Recorded data:
━━━━━━━━━━━━━━━━

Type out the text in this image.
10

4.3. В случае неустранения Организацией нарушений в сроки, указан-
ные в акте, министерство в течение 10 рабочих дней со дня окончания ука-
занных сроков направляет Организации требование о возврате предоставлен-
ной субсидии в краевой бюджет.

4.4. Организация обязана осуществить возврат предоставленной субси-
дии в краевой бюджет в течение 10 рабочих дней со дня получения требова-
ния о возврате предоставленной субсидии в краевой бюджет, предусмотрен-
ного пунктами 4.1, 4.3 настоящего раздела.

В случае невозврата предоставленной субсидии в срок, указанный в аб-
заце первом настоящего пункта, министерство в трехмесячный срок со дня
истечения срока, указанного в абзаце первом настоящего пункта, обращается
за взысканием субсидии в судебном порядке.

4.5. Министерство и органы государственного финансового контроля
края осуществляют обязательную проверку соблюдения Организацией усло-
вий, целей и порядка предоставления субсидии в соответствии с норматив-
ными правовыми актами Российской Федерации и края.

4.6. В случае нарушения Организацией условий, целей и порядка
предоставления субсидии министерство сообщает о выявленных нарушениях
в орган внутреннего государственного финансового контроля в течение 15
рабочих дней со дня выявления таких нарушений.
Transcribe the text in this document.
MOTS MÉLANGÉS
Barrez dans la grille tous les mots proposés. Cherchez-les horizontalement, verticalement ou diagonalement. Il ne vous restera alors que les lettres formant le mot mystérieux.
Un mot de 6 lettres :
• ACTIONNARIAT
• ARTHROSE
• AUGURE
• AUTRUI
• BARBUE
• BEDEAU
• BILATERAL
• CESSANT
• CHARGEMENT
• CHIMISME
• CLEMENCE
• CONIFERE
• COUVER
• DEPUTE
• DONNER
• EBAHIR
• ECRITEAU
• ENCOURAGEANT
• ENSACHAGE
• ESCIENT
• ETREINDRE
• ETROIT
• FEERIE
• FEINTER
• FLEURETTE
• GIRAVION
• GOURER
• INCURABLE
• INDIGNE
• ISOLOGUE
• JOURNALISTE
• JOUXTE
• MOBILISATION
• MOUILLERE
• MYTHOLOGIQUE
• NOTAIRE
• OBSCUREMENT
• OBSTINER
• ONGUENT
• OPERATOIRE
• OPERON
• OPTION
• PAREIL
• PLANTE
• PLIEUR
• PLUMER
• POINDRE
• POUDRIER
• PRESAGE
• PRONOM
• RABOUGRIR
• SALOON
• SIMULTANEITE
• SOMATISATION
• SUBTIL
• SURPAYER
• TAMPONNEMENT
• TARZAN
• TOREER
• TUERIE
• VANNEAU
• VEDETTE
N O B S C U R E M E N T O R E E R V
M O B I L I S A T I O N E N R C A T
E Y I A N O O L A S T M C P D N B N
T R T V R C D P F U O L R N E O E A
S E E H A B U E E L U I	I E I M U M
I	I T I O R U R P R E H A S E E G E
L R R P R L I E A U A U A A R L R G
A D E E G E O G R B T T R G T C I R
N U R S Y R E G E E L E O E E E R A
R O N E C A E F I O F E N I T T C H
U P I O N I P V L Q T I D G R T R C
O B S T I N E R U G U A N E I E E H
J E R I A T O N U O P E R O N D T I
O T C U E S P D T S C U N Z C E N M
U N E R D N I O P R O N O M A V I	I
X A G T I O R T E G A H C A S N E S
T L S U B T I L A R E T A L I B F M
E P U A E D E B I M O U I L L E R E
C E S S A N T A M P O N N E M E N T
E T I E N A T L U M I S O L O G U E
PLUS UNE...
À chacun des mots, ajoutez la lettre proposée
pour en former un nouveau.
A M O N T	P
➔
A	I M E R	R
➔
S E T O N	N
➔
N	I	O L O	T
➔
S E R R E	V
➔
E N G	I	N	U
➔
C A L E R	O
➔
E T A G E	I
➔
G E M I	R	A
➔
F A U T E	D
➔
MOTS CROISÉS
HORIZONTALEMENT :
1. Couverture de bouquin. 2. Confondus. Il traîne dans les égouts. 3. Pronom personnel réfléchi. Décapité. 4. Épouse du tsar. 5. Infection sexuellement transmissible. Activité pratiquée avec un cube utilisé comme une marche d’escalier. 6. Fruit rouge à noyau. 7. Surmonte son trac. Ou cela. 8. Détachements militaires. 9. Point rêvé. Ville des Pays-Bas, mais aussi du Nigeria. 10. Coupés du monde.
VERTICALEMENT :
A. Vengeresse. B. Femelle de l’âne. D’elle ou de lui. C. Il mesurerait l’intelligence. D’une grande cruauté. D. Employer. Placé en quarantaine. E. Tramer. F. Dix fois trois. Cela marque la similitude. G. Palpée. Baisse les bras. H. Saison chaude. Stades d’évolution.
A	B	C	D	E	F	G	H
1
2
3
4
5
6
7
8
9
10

━━━━━━━━━━━━━━━━

Stated problem: Set down all of the records shown above once more, exactly.

Exercise solution:
Type out the text in this image.
10

4.3. В случае неустранения Организацией нарушений в сроки, указан-
ные в акте, министерство в течение 10 рабочих дней со дня окончания ука-
занных сроков направляет Организации требование о возврате предоставлен-
ной субсидии в краевой бюджет.

4.4. Организация обязана осуществить возврат предоставленной субси-
дии в краевой бюджет в течение 10 рабочих дней со дня получения требова-
ния о возврате предоставленной субсидии в краевой бюджет, предусмотрен-
ного пунктами 4.1, 4.3 настоящего раздела.

В случае невозврата предоставленной субсидии в срок, указанный в аб-
заце первом настоящего пункта, министерство в трехмесячный срок со дня
истечения срока, указанного в абзаце первом настоящего пункта, обращается
за взысканием субсидии в судебном порядке.

4.5. Министерство и органы государственного финансового контроля
края осуществляют обязательную проверку соблюдения Организацией усло-
вий, целей и порядка предоставления субсидии в соответствии с норматив-
ными правовыми актами Российской Федерации и края.

4.6. В случае нарушения Организацией условий, целей и порядка
предоставления субсидии министерство сообщает о выявленных нарушениях
в орган внутреннего государственного финансового контроля в течение 15
рабочих дней со дня выявления таких нарушений.
Transcribe the text in this document.
MOTS MÉLANGÉS
Barrez dans la grille tous les mots proposés. Cherchez-les horizontalement, verticalement ou diagonalement. Il ne vous restera alors que les lettres formant le mot mystérieux.
Un mot de 6 lettres :
• ACTIONNARIAT
• ARTHROSE
• AUGURE
• AUTRUI
• BARBUE
• BEDEAU
• BILATERAL
• CESSANT
• CHARGEMENT
• CHIMISME
• CLEMENCE
• CONIFERE
• COUVER
• DEPUTE
• DONNER
• EBAHIR
• ECRITEAU
• ENCOURAGEANT
• ENSACHAGE
• ESCIENT
• ETREINDRE
• ETROIT
• FEERIE
• FEINTER
• FLEURETTE
• GIRAVION
• GOURER
• INCURABLE
• INDIGNE
• ISOLOGUE
• JOURNALISTE
• JOUXTE
• MOBILISATION
• MOUILLERE
• MYTHOLOGIQUE
• NOTAIRE
• OBSCUREMENT
• OBSTINER
• ONGUENT
• OPERATOIRE
• OPERON
• OPTION
• PAREIL
• PLANTE
• PLIEUR
• PLUMER
• POINDRE
• POUDRIER
• PRESAGE
• PRONOM
• RABOUGRIR
• SALOON
• SIMULTANEITE
• SOMATISATION
• SUBTIL
• SURPAYER
• TAMPONNEMENT
• TARZAN
• TOREER
• TUERIE
• VANNEAU
• VEDETTE
N O B S C U R E M E N T O R E E R V
M O B I L I S A T I O N E N R C A T
E Y I A N O O L A S T M C P D N B N
T R T V R C D P F U O L R N E O E A
S E E H A B U E E L U I	I E I M U M
I	I T I O R U R P R E H A S E E G E
L R R P R L I E A U A U A A R L R G
A D E E G E O G R B T T R G T C I R
N U R S Y R E G E E L E O E E E R A
R O N E C A E F I O F E N I T T C H
U P I O N I P V L Q T I D G R T R C
O B S T I N E R U G U A N E I E E H
J E R I A T O N U O P E R O N D T I
O T C U E S P D T S C U N Z C E N M
U N E R D N I O P R O N O M A V I	I
X A G T I O R T E G A H C A S N E S
T L S U B T I L A R E T A L I B F M
E P U A E D E B I M O U I L L E R E
C E S S A N T A M P O N N E M E N T
E T I E N A T L U M I S O L O G U E
PLUS UNE...
À chacun des mots, ajoutez la lettre proposée
pour en former un nouveau.
A M O N T	P
➔
A	I M E R	R
➔
S E T O N	N
➔
N	I	O L O	T
➔
S E R R E	V
➔
E N G	I	N	U
➔
C A L E R	O
➔
E T A G E	I
➔
G E M I	R	A
➔
F A U T E	D
➔
MOTS CROISÉS
HORIZONTALEMENT :
1. Couverture de bouquin. 2. Confondus. Il traîne dans les égouts. 3. Pronom personnel réfléchi. Décapité. 4. Épouse du tsar. 5. Infection sexuellement transmissible. Activité pratiquée avec un cube utilisé comme une marche d’escalier. 6. Fruit rouge à noyau. 7. Surmonte son trac. Ou cela. 8. Détachements militaires. 9. Point rêvé. Ville des Pays-Bas, mais aussi du Nigeria. 10. Coupés du monde.
VERTICALEMENT :
A. Vengeresse. B. Femelle de l’âne. D’elle ou de lui. C. Il mesurerait l’intelligence. D’une grande cruauté. D. Employer. Placé en quarantaine. E. Tramer. F. Dix fois trois. Cela marque la similitude. G. Palpée. Baisse les bras. H. Saison chaude. Stades d’évolution.
A	B	C	D	E	F	G	H
1
2
3
4
5
6
7
8
9
10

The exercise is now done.